> [PROBLEM DETAILS] Quote all entries exactly, leaving pictures aside.

> [EXERCISE INPUT]
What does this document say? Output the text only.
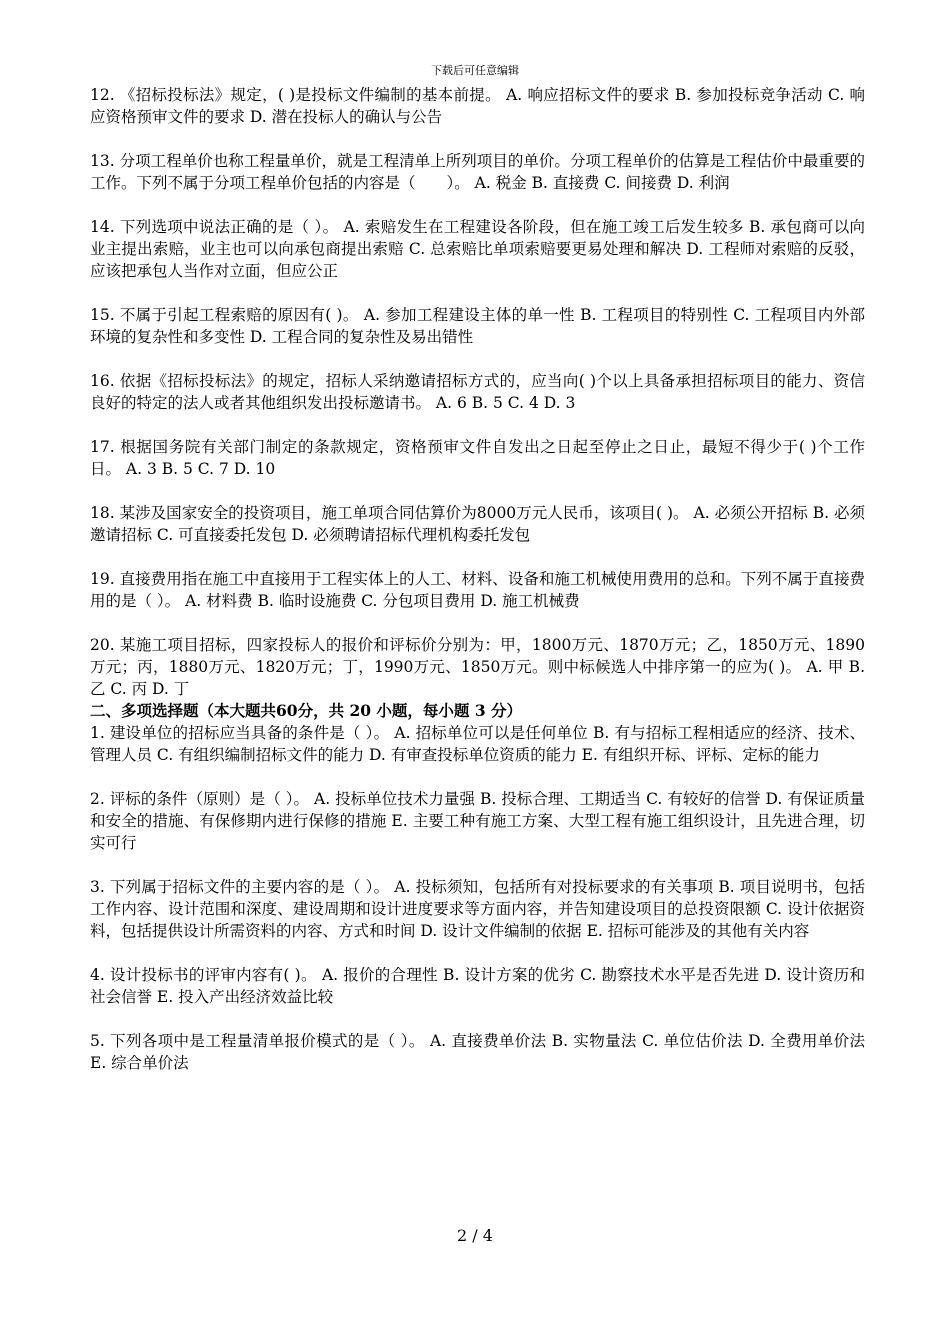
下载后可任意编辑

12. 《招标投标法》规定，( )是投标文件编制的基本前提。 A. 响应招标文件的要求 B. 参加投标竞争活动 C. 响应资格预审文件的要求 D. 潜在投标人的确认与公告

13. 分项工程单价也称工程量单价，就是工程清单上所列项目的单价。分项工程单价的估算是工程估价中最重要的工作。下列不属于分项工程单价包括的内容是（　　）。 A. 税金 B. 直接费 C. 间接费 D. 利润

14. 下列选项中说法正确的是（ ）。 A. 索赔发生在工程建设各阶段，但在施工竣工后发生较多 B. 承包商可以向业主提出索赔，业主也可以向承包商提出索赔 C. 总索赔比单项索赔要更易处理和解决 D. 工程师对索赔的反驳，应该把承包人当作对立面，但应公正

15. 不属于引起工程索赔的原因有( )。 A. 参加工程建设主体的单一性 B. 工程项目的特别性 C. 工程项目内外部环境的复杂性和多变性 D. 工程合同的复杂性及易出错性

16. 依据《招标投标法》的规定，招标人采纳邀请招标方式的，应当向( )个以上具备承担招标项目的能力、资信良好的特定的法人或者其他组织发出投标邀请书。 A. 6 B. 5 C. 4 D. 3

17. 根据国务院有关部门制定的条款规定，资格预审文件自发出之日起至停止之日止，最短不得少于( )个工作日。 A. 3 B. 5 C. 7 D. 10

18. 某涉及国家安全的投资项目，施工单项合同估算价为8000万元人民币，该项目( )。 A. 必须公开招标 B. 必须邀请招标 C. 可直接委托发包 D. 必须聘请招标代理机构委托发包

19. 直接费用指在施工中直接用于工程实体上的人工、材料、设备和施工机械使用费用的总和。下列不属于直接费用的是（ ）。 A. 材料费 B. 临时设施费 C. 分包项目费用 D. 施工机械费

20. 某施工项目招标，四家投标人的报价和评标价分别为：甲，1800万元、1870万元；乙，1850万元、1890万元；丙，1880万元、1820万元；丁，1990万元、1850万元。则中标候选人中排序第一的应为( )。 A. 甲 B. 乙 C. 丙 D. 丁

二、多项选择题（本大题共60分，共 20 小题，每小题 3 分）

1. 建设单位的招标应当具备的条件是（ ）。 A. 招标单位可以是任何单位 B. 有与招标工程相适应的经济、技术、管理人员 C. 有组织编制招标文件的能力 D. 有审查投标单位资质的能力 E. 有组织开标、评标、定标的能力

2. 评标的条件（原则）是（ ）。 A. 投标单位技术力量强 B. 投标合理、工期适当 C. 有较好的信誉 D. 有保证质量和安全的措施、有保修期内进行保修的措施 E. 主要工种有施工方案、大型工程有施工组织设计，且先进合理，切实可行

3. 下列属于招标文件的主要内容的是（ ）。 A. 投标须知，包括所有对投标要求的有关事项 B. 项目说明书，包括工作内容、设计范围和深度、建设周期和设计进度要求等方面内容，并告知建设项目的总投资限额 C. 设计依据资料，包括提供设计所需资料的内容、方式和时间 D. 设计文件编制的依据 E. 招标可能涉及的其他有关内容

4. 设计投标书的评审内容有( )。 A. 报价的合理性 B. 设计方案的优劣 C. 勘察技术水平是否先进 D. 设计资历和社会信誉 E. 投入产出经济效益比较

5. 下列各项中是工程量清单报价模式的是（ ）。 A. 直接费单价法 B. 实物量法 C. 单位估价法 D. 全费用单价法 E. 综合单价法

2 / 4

> [OUTPUT OF THE TASK]
What does this document say? Output the text only.
下载后可任意编辑

12. 《招标投标法》规定，( )是投标文件编制的基本前提。 A. 响应招标文件的要求 B. 参加投标竞争活动 C. 响应资格预审文件的要求 D. 潜在投标人的确认与公告

13. 分项工程单价也称工程量单价，就是工程清单上所列项目的单价。分项工程单价的估算是工程估价中最重要的工作。下列不属于分项工程单价包括的内容是（　　）。 A. 税金 B. 直接费 C. 间接费 D. 利润

14. 下列选项中说法正确的是（ ）。 A. 索赔发生在工程建设各阶段，但在施工竣工后发生较多 B. 承包商可以向业主提出索赔，业主也可以向承包商提出索赔 C. 总索赔比单项索赔要更易处理和解决 D. 工程师对索赔的反驳，应该把承包人当作对立面，但应公正

15. 不属于引起工程索赔的原因有( )。 A. 参加工程建设主体的单一性 B. 工程项目的特别性 C. 工程项目内外部环境的复杂性和多变性 D. 工程合同的复杂性及易出错性

16. 依据《招标投标法》的规定，招标人采纳邀请招标方式的，应当向( )个以上具备承担招标项目的能力、资信良好的特定的法人或者其他组织发出投标邀请书。 A. 6 B. 5 C. 4 D. 3

17. 根据国务院有关部门制定的条款规定，资格预审文件自发出之日起至停止之日止，最短不得少于( )个工作日。 A. 3 B. 5 C. 7 D. 10

18. 某涉及国家安全的投资项目，施工单项合同估算价为8000万元人民币，该项目( )。 A. 必须公开招标 B. 必须邀请招标 C. 可直接委托发包 D. 必须聘请招标代理机构委托发包

19. 直接费用指在施工中直接用于工程实体上的人工、材料、设备和施工机械使用费用的总和。下列不属于直接费用的是（ ）。 A. 材料费 B. 临时设施费 C. 分包项目费用 D. 施工机械费

20. 某施工项目招标，四家投标人的报价和评标价分别为：甲，1800万元、1870万元；乙，1850万元、1890万元；丙，1880万元、1820万元；丁，1990万元、1850万元。则中标候选人中排序第一的应为( )。 A. 甲 B. 乙 C. 丙 D. 丁

二、多项选择题（本大题共60分，共 20 小题，每小题 3 分）

1. 建设单位的招标应当具备的条件是（ ）。 A. 招标单位可以是任何单位 B. 有与招标工程相适应的经济、技术、管理人员 C. 有组织编制招标文件的能力 D. 有审查投标单位资质的能力 E. 有组织开标、评标、定标的能力

2. 评标的条件（原则）是（ ）。 A. 投标单位技术力量强 B. 投标合理、工期适当 C. 有较好的信誉 D. 有保证质量和安全的措施、有保修期内进行保修的措施 E. 主要工种有施工方案、大型工程有施工组织设计，且先进合理，切实可行

3. 下列属于招标文件的主要内容的是（ ）。 A. 投标须知，包括所有对投标要求的有关事项 B. 项目说明书，包括工作内容、设计范围和深度、建设周期和设计进度要求等方面内容，并告知建设项目的总投资限额 C. 设计依据资料，包括提供设计所需资料的内容、方式和时间 D. 设计文件编制的依据 E. 招标可能涉及的其他有关内容

4. 设计投标书的评审内容有( )。 A. 报价的合理性 B. 设计方案的优劣 C. 勘察技术水平是否先进 D. 设计资历和社会信誉 E. 投入产出经济效益比较

5. 下列各项中是工程量清单报价模式的是（ ）。 A. 直接费单价法 B. 实物量法 C. 单位估价法 D. 全费用单价法 E. 综合单价法

2 / 4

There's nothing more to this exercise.